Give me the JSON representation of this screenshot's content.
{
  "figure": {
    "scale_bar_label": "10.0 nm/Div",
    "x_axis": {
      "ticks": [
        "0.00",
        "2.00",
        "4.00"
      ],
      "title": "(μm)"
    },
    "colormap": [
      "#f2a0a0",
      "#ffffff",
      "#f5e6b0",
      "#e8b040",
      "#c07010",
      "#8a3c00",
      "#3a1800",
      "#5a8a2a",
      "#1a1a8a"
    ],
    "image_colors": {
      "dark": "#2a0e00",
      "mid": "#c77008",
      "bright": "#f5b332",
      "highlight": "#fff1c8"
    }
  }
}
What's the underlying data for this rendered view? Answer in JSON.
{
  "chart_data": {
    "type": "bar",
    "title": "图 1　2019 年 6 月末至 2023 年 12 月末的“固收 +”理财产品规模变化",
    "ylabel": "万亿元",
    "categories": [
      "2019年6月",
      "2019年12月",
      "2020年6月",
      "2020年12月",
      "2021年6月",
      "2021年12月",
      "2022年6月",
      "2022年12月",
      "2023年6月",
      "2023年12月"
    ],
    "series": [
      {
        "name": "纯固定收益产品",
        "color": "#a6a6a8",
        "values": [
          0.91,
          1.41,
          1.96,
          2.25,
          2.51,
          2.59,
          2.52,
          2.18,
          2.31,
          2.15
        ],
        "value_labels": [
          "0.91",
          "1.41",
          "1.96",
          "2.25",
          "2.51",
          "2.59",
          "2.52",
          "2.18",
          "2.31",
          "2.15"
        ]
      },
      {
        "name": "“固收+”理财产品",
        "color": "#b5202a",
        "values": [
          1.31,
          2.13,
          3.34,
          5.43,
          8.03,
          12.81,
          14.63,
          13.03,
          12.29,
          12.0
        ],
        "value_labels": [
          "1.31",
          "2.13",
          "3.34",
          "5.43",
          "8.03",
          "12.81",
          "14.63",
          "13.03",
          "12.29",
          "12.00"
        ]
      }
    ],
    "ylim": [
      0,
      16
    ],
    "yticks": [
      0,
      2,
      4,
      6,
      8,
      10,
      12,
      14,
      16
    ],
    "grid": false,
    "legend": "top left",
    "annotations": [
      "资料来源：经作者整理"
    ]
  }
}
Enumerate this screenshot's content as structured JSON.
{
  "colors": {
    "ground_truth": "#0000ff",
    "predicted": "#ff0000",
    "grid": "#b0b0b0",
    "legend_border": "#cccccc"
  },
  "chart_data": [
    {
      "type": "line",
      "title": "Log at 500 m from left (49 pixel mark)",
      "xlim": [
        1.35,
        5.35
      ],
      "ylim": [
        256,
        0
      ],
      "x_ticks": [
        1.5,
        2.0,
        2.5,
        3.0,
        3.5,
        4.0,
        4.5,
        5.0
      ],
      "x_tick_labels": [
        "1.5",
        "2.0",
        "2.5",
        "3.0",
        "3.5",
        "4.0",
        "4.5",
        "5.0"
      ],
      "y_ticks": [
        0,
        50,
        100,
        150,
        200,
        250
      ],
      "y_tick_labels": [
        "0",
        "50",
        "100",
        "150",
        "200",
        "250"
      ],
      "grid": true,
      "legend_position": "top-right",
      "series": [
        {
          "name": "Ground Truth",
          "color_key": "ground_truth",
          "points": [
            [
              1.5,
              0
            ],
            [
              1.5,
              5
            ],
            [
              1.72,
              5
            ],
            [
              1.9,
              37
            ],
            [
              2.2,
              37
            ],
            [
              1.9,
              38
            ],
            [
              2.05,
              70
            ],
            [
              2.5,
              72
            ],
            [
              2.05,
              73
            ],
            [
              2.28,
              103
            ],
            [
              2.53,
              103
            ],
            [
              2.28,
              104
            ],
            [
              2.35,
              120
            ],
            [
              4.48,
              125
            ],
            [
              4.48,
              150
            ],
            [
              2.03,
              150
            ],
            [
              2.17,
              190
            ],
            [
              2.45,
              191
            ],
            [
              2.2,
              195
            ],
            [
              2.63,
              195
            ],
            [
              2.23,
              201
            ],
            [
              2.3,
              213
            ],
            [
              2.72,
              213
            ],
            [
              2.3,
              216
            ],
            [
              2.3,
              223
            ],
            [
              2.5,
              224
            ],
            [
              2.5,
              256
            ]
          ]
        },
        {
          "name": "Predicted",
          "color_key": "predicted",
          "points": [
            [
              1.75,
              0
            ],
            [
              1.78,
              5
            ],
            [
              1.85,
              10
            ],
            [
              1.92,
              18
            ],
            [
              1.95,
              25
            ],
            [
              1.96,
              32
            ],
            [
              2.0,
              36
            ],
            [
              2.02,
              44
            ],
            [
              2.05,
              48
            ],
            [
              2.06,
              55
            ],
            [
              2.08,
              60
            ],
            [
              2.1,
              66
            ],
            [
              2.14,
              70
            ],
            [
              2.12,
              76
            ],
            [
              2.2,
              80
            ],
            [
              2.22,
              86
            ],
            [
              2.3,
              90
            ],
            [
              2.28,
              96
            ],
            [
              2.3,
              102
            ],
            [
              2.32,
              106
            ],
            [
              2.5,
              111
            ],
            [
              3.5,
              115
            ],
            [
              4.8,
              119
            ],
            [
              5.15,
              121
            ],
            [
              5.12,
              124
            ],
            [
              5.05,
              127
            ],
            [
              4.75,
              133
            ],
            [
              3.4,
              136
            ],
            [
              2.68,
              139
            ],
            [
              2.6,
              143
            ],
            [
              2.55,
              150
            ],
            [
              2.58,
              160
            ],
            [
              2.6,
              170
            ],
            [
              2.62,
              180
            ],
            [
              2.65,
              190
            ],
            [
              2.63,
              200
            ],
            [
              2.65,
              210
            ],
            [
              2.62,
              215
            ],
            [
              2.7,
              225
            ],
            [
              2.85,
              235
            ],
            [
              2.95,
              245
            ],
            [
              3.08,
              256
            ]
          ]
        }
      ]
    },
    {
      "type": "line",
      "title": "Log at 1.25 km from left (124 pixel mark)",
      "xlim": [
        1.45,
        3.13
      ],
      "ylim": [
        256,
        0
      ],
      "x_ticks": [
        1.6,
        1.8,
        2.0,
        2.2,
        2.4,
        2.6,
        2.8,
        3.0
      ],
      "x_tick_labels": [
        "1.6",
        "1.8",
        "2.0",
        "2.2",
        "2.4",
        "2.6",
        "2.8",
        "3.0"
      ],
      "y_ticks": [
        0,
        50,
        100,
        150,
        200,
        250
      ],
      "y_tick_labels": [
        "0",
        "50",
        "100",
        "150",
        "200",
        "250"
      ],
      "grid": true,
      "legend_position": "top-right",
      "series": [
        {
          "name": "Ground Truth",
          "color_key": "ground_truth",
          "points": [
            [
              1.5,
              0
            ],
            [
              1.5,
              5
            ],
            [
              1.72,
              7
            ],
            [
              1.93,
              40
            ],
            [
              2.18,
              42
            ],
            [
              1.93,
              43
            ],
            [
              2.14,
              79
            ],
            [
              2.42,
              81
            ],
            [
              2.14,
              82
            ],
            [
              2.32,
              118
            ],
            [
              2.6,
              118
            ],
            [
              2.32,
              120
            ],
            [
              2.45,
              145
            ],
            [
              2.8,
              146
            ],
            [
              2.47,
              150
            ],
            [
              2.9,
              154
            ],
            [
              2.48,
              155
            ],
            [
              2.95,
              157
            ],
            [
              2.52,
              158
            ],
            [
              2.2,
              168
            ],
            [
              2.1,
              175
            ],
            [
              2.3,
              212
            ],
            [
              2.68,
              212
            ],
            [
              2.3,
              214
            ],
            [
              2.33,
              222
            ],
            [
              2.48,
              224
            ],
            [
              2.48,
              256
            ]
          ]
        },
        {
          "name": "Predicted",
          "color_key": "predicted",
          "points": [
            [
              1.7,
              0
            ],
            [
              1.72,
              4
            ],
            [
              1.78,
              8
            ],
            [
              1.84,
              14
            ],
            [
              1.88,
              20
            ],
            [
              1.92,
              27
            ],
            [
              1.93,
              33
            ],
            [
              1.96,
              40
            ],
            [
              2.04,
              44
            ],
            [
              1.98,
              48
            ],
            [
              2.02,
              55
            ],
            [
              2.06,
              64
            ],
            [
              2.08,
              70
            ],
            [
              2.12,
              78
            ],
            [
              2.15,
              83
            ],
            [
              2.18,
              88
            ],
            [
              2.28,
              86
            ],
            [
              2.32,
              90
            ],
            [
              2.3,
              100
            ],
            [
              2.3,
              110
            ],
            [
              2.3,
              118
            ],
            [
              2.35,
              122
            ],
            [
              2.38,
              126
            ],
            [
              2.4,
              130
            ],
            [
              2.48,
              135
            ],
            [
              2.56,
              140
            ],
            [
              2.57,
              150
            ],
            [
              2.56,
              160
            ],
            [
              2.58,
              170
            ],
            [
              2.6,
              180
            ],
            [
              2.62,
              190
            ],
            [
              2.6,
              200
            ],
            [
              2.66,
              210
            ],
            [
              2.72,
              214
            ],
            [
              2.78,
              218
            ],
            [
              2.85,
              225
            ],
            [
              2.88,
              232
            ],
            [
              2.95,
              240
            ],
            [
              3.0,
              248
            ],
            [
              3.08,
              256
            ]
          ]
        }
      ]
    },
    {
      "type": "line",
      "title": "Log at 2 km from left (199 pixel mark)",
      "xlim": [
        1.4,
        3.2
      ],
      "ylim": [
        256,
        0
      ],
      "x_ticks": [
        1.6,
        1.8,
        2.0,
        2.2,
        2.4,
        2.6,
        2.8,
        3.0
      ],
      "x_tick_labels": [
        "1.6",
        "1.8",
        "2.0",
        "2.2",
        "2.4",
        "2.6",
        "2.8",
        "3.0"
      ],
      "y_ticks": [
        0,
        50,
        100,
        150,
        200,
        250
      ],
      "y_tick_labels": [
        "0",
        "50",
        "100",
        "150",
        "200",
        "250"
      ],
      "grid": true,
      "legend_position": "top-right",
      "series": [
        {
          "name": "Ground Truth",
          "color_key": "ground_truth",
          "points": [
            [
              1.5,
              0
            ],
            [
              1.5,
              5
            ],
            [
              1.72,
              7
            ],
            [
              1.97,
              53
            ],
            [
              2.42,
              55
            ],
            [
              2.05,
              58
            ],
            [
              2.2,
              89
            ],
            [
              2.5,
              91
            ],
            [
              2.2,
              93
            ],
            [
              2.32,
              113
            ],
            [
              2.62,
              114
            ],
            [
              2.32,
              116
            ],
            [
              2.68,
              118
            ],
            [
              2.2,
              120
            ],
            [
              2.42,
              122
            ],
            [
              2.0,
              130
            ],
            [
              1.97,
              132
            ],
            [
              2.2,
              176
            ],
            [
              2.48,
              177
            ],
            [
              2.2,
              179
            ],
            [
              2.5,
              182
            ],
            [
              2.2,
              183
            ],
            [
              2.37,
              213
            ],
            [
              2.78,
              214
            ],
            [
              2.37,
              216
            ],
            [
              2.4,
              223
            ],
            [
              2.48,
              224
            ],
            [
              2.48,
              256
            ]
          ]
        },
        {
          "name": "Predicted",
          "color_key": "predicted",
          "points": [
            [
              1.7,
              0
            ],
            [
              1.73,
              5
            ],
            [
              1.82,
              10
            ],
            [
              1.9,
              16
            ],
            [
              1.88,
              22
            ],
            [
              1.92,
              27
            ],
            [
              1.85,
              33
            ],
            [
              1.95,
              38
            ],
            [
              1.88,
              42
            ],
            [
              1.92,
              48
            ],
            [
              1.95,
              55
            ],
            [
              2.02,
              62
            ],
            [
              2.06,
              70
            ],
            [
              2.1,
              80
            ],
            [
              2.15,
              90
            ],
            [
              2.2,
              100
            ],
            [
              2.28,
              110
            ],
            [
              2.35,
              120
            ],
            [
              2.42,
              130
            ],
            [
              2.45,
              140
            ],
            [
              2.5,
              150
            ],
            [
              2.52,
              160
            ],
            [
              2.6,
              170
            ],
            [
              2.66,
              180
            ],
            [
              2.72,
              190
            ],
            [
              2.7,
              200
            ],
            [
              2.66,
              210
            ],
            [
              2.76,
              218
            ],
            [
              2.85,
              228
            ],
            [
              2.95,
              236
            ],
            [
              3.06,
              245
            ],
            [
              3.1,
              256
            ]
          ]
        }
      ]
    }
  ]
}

Given task: Search the records for the string "pixel" and return every line in which it occurs.

Output:
      "title": "Log at 500 m from left (49 pixel mark)",
      "title": "Log at 1.25 km from left (124 pixel mark)",
      "title": "Log at 2 km from left (199 pixel mark)",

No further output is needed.